**Challenge:** Repeat the material below exactly, with no pictures.

[Stored data]
________________________

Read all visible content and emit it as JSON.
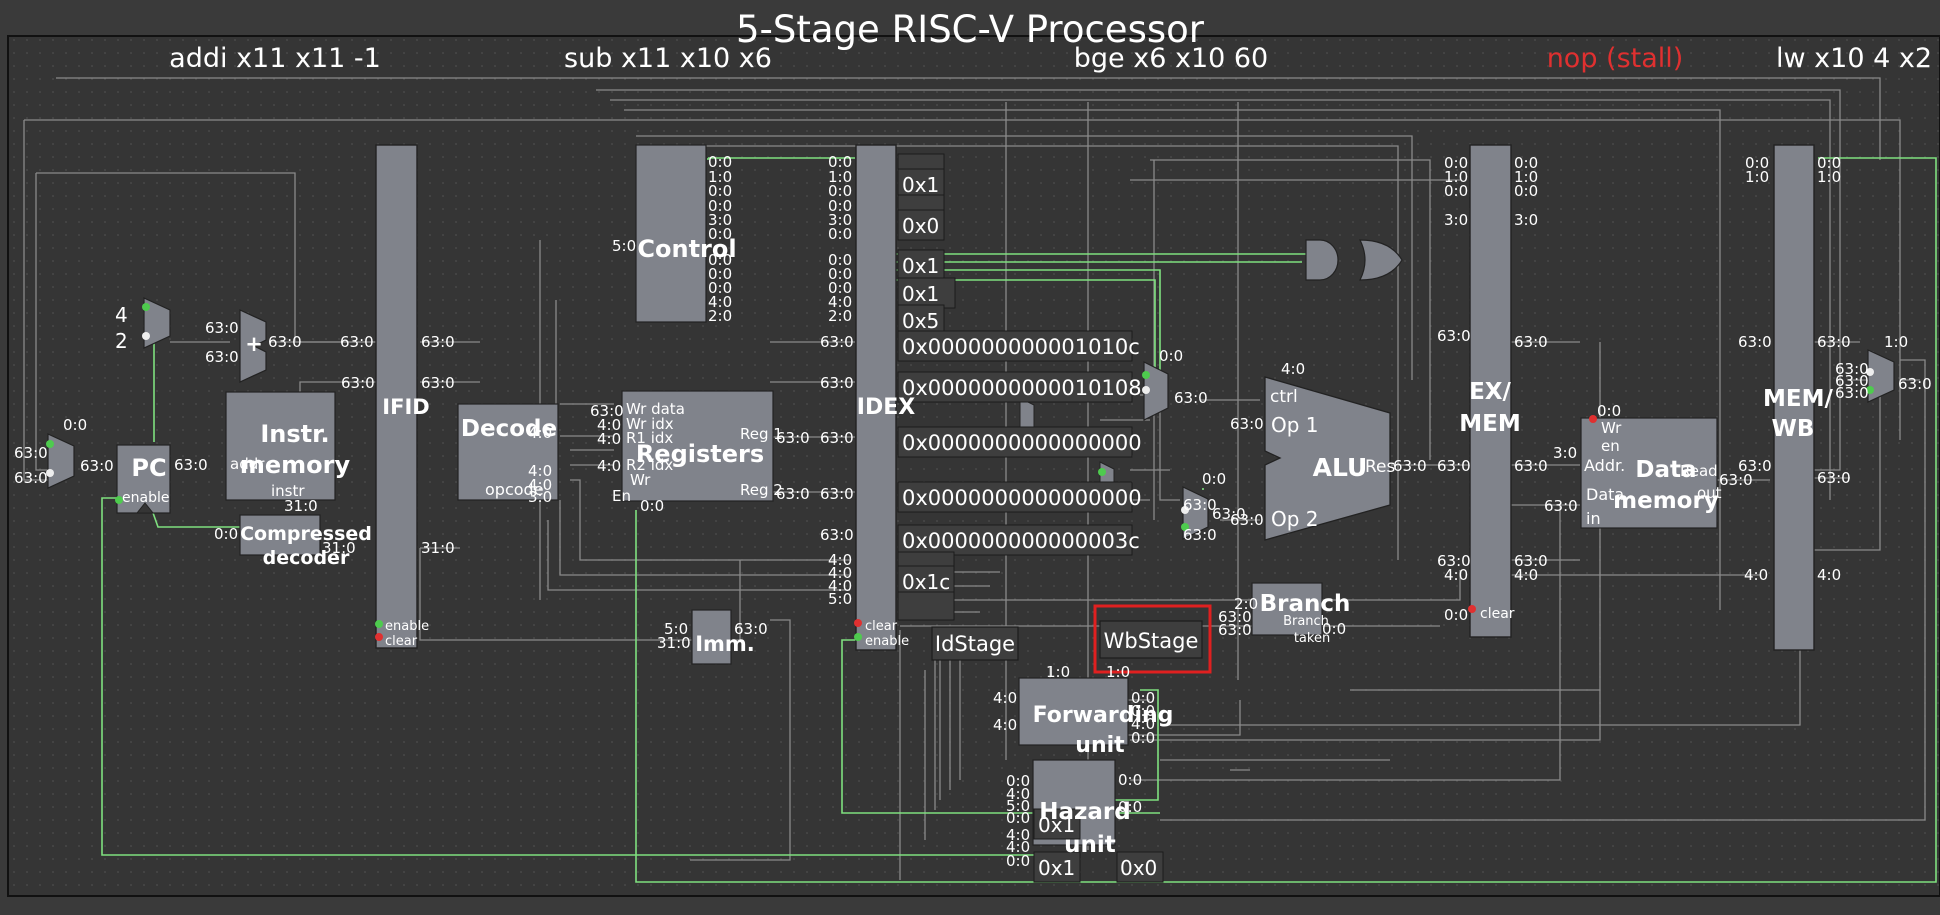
{
  "title": "5-Stage RISC-V Processor",
  "colors": {
    "background": "#3a3a3a",
    "canvas": "#353535",
    "block": "#80838b",
    "wire": "#8a8a8a",
    "active_wire": "#7fe07f",
    "stall_text": "#e03030",
    "highlight": "#e02020",
    "text": "#ffffff"
  },
  "stages": [
    {
      "id": "if",
      "instr": "addi x11 x11 -1",
      "stall": false
    },
    {
      "id": "id",
      "instr": "sub x11 x10 x6",
      "stall": false
    },
    {
      "id": "ex",
      "instr": "bge x6 x10 60",
      "stall": false
    },
    {
      "id": "mem",
      "instr": "nop (stall)",
      "stall": true
    },
    {
      "id": "wb",
      "instr": "lw x10 4 x2",
      "stall": false
    }
  ],
  "blocks": {
    "pc": "PC",
    "pc_enable": "enable",
    "instr_mem": "Instr.\nmemory",
    "instr_mem_addr": "addr",
    "instr_mem_instr": "instr",
    "compressed": "Compressed\ndecoder",
    "ifid": "IFID",
    "ifid_enable": "enable",
    "ifid_clear": "clear",
    "decode": "Decode",
    "decode_opcode": "opcode",
    "control": "Control",
    "registers": "Registers",
    "reg_ports": [
      "Wr data",
      "Wr idx",
      "R1 idx",
      "R2 idx",
      "Wr",
      "En",
      "Reg 1",
      "Reg 2"
    ],
    "imm": "Imm.",
    "idex": "IDEX",
    "idex_clear": "clear",
    "idex_enable": "enable",
    "alu": "ALU",
    "alu_ports": [
      "ctrl",
      "Op 1",
      "Op 2",
      "Res"
    ],
    "branch": "Branch",
    "branch_taken": "Branch\ntaken",
    "exmem": "EX/\nMEM",
    "exmem_clear": "clear",
    "data_mem": "Data\nmemory",
    "data_mem_ports": [
      "Wr",
      "en",
      "Addr.",
      "Data",
      "in",
      "Read",
      "out"
    ],
    "memwb": "MEM/\nWB",
    "forwarding": "Forwarding\nunit",
    "hazard": "Hazard\nunit",
    "id_stage": "IdStage",
    "wb_stage": "WbStage"
  },
  "constants": {
    "four": "4",
    "two": "2"
  },
  "probes_idex": [
    "0x1",
    "0x0",
    "0x1",
    "0x1",
    "0x5",
    "0x000000000001010c",
    "0x0000000000010108",
    "0x0000000000000000",
    "0x0000000000000000",
    "0x000000000000003c",
    "0x1c"
  ],
  "probes_hazard": [
    "0x1",
    "0x1",
    "0x0"
  ],
  "bit_labels": {
    "r630": "63:0",
    "r310": "31:0",
    "r00": "0:0",
    "r10": "1:0",
    "r30": "3:0",
    "r40": "4:0",
    "r50": "5:0",
    "r20": "2:0"
  }
}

________________________

**Task answer:**
Read all visible content and emit it as JSON.
{
  "title": "5-Stage RISC-V Processor",
  "colors": {
    "background": "#3a3a3a",
    "canvas": "#353535",
    "block": "#80838b",
    "wire": "#8a8a8a",
    "active_wire": "#7fe07f",
    "stall_text": "#e03030",
    "highlight": "#e02020",
    "text": "#ffffff"
  },
  "stages": [
    {
      "id": "if",
      "instr": "addi x11 x11 -1",
      "stall": false
    },
    {
      "id": "id",
      "instr": "sub x11 x10 x6",
      "stall": false
    },
    {
      "id": "ex",
      "instr": "bge x6 x10 60",
      "stall": false
    },
    {
      "id": "mem",
      "instr": "nop (stall)",
      "stall": true
    },
    {
      "id": "wb",
      "instr": "lw x10 4 x2",
      "stall": false
    }
  ],
  "blocks": {
    "pc": "PC",
    "pc_enable": "enable",
    "instr_mem": "Instr.\nmemory",
    "instr_mem_addr": "addr",
    "instr_mem_instr": "instr",
    "compressed": "Compressed\ndecoder",
    "ifid": "IFID",
    "ifid_enable": "enable",
    "ifid_clear": "clear",
    "decode": "Decode",
    "decode_opcode": "opcode",
    "control": "Control",
    "registers": "Registers",
    "reg_ports": [
      "Wr data",
      "Wr idx",
      "R1 idx",
      "R2 idx",
      "Wr",
      "En",
      "Reg 1",
      "Reg 2"
    ],
    "imm": "Imm.",
    "idex": "IDEX",
    "idex_clear": "clear",
    "idex_enable": "enable",
    "alu": "ALU",
    "alu_ports": [
      "ctrl",
      "Op 1",
      "Op 2",
      "Res"
    ],
    "branch": "Branch",
    "branch_taken": "Branch\ntaken",
    "exmem": "EX/\nMEM",
    "exmem_clear": "clear",
    "data_mem": "Data\nmemory",
    "data_mem_ports": [
      "Wr",
      "en",
      "Addr.",
      "Data",
      "in",
      "Read",
      "out"
    ],
    "memwb": "MEM/\nWB",
    "forwarding": "Forwarding\nunit",
    "hazard": "Hazard\nunit",
    "id_stage": "IdStage",
    "wb_stage": "WbStage"
  },
  "constants": {
    "four": "4",
    "two": "2"
  },
  "probes_idex": [
    "0x1",
    "0x0",
    "0x1",
    "0x1",
    "0x5",
    "0x000000000001010c",
    "0x0000000000010108",
    "0x0000000000000000",
    "0x0000000000000000",
    "0x000000000000003c",
    "0x1c"
  ],
  "probes_hazard": [
    "0x1",
    "0x1",
    "0x0"
  ],
  "bit_labels": {
    "r630": "63:0",
    "r310": "31:0",
    "r00": "0:0",
    "r10": "1:0",
    "r30": "3:0",
    "r40": "4:0",
    "r50": "5:0",
    "r20": "2:0"
  }
}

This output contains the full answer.